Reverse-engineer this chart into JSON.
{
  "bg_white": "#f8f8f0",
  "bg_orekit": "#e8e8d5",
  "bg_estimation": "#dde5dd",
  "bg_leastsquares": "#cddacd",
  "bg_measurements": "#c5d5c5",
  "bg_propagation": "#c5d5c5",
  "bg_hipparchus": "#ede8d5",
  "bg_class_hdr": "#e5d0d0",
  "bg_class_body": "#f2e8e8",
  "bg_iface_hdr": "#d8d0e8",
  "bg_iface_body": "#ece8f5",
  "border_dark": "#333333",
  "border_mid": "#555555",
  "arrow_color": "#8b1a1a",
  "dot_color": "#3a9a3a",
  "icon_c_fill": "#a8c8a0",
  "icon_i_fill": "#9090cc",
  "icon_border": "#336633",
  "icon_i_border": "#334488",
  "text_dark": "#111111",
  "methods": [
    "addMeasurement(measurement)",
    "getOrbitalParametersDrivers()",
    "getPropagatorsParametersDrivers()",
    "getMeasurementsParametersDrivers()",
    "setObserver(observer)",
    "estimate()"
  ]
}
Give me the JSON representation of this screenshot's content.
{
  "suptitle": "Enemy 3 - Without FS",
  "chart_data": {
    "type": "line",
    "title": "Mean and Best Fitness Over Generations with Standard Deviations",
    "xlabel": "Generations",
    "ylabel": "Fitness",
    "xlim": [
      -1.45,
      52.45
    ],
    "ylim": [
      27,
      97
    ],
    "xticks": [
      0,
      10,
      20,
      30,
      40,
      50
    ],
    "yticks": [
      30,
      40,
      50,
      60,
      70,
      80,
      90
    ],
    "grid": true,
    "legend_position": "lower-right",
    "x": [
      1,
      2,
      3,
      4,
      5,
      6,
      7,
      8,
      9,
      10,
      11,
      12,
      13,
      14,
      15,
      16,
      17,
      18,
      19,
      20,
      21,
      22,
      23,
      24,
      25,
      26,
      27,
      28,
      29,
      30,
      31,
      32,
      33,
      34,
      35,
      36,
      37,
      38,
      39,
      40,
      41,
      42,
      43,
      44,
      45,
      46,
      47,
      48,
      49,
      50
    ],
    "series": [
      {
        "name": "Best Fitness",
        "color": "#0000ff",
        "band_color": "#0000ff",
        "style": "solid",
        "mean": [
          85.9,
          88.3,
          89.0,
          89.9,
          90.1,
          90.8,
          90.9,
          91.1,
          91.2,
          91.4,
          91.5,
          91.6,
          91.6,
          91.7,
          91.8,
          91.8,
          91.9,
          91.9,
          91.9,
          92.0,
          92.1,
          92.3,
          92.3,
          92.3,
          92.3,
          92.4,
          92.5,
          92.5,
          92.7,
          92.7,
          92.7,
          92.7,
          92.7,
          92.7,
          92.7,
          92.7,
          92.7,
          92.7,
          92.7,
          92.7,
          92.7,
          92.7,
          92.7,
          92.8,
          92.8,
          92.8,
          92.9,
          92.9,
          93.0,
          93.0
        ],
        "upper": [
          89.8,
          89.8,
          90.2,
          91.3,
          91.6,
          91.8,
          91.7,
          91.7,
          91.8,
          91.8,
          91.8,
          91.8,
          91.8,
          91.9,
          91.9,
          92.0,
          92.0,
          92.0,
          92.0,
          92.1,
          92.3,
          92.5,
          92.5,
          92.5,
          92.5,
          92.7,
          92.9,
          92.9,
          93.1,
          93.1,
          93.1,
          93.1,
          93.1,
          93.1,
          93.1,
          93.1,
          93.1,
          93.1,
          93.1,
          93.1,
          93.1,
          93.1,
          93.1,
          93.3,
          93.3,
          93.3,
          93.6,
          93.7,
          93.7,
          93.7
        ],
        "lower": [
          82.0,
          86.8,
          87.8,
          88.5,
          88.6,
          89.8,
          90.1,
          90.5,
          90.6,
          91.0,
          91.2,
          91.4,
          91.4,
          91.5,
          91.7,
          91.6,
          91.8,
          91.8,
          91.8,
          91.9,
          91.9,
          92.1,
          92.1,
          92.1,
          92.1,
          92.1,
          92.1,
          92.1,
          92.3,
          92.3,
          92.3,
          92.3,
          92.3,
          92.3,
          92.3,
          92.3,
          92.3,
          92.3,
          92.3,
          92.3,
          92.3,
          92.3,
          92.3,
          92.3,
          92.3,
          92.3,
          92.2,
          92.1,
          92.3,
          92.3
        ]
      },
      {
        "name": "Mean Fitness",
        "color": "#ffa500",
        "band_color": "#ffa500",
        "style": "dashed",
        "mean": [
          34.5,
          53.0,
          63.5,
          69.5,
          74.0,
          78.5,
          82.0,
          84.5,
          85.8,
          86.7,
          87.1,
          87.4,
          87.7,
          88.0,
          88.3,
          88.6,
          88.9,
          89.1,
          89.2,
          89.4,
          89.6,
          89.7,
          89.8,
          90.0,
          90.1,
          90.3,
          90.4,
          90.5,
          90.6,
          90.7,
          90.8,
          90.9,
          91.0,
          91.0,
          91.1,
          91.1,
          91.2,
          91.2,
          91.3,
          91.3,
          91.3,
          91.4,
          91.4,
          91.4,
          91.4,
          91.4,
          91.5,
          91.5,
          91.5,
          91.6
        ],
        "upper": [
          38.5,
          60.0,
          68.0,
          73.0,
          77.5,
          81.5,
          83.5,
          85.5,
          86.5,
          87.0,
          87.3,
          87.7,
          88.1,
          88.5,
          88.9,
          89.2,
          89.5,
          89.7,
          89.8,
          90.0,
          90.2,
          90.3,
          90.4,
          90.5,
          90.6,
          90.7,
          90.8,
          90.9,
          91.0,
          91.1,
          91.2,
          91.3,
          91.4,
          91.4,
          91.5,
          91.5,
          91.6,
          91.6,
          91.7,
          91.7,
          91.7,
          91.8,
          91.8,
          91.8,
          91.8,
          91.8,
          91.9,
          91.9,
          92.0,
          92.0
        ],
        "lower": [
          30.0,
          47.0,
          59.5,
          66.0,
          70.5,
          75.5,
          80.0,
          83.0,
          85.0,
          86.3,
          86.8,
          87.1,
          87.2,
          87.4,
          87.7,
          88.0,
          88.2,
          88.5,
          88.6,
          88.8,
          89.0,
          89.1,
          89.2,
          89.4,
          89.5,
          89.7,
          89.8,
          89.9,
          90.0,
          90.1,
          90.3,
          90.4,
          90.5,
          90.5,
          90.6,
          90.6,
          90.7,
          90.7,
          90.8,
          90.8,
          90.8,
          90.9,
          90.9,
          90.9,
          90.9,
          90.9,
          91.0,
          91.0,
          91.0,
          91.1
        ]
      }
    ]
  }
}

WHAT THIS TASK INVOLVES: Copy each line of the records containing the string "JSON".

ANSWER:
Reverse-engineer this chart into JSON.
Give me the JSON representation of this screenshot's content.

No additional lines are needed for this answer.